- [TASK REQUIREMENTS]:
The records below are to be quoted in full; please keep every word exact.

- [Dataset items]:
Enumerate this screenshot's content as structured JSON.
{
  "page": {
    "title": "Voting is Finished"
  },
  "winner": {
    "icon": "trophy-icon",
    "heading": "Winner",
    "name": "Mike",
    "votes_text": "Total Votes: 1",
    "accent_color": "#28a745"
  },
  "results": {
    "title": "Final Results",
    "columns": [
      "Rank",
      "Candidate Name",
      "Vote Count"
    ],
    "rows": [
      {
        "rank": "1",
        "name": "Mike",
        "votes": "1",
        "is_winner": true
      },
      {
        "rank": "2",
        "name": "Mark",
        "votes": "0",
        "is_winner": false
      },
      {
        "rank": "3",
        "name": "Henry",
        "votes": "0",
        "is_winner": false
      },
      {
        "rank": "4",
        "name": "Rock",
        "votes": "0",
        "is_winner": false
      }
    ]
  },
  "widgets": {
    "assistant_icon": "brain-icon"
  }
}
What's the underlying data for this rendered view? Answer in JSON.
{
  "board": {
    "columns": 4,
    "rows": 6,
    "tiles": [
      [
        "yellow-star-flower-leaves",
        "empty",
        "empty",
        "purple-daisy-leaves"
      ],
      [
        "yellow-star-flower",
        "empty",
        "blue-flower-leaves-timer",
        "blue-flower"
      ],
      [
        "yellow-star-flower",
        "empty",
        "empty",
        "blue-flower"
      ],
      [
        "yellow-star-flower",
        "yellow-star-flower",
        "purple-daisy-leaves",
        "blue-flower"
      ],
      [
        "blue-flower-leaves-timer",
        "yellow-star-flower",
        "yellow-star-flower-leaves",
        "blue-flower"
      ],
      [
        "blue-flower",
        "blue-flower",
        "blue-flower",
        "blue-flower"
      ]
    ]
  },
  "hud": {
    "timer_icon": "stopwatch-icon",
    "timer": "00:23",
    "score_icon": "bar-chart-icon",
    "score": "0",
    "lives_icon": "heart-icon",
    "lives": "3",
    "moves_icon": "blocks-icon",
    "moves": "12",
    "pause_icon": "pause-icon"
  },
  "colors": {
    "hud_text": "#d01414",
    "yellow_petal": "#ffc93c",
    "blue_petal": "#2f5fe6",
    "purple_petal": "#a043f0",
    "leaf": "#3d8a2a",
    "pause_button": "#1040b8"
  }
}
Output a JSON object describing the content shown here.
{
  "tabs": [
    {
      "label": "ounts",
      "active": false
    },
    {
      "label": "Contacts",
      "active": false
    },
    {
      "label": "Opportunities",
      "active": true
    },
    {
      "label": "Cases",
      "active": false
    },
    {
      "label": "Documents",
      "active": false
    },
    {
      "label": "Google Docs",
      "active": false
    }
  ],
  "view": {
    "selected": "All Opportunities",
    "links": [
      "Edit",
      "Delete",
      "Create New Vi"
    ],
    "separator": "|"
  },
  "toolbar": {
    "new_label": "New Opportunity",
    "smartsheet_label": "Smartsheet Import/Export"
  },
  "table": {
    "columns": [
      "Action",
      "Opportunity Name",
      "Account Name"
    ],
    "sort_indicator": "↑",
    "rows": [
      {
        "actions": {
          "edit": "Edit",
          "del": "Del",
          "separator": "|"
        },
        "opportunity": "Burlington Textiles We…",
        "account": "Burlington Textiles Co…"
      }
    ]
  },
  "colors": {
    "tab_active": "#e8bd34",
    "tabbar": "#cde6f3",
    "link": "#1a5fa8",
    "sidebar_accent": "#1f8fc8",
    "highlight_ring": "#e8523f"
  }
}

- [EXPECTED ANSWER]:
Enumerate this screenshot's content as structured JSON.
{
  "page": {
    "title": "Voting is Finished"
  },
  "winner": {
    "icon": "trophy-icon",
    "heading": "Winner",
    "name": "Mike",
    "votes_text": "Total Votes: 1",
    "accent_color": "#28a745"
  },
  "results": {
    "title": "Final Results",
    "columns": [
      "Rank",
      "Candidate Name",
      "Vote Count"
    ],
    "rows": [
      {
        "rank": "1",
        "name": "Mike",
        "votes": "1",
        "is_winner": true
      },
      {
        "rank": "2",
        "name": "Mark",
        "votes": "0",
        "is_winner": false
      },
      {
        "rank": "3",
        "name": "Henry",
        "votes": "0",
        "is_winner": false
      },
      {
        "rank": "4",
        "name": "Rock",
        "votes": "0",
        "is_winner": false
      }
    ]
  },
  "widgets": {
    "assistant_icon": "brain-icon"
  }
}
What's the underlying data for this rendered view? Answer in JSON.
{
  "board": {
    "columns": 4,
    "rows": 6,
    "tiles": [
      [
        "yellow-star-flower-leaves",
        "empty",
        "empty",
        "purple-daisy-leaves"
      ],
      [
        "yellow-star-flower",
        "empty",
        "blue-flower-leaves-timer",
        "blue-flower"
      ],
      [
        "yellow-star-flower",
        "empty",
        "empty",
        "blue-flower"
      ],
      [
        "yellow-star-flower",
        "yellow-star-flower",
        "purple-daisy-leaves",
        "blue-flower"
      ],
      [
        "blue-flower-leaves-timer",
        "yellow-star-flower",
        "yellow-star-flower-leaves",
        "blue-flower"
      ],
      [
        "blue-flower",
        "blue-flower",
        "blue-flower",
        "blue-flower"
      ]
    ]
  },
  "hud": {
    "timer_icon": "stopwatch-icon",
    "timer": "00:23",
    "score_icon": "bar-chart-icon",
    "score": "0",
    "lives_icon": "heart-icon",
    "lives": "3",
    "moves_icon": "blocks-icon",
    "moves": "12",
    "pause_icon": "pause-icon"
  },
  "colors": {
    "hud_text": "#d01414",
    "yellow_petal": "#ffc93c",
    "blue_petal": "#2f5fe6",
    "purple_petal": "#a043f0",
    "leaf": "#3d8a2a",
    "pause_button": "#1040b8"
  }
}
Output a JSON object describing the content shown here.
{
  "tabs": [
    {
      "label": "ounts",
      "active": false
    },
    {
      "label": "Contacts",
      "active": false
    },
    {
      "label": "Opportunities",
      "active": true
    },
    {
      "label": "Cases",
      "active": false
    },
    {
      "label": "Documents",
      "active": false
    },
    {
      "label": "Google Docs",
      "active": false
    }
  ],
  "view": {
    "selected": "All Opportunities",
    "links": [
      "Edit",
      "Delete",
      "Create New Vi"
    ],
    "separator": "|"
  },
  "toolbar": {
    "new_label": "New Opportunity",
    "smartsheet_label": "Smartsheet Import/Export"
  },
  "table": {
    "columns": [
      "Action",
      "Opportunity Name",
      "Account Name"
    ],
    "sort_indicator": "↑",
    "rows": [
      {
        "actions": {
          "edit": "Edit",
          "del": "Del",
          "separator": "|"
        },
        "opportunity": "Burlington Textiles We…",
        "account": "Burlington Textiles Co…"
      }
    ]
  },
  "colors": {
    "tab_active": "#e8bd34",
    "tabbar": "#cde6f3",
    "link": "#1a5fa8",
    "sidebar_accent": "#1f8fc8",
    "highlight_ring": "#e8523f"
  }
}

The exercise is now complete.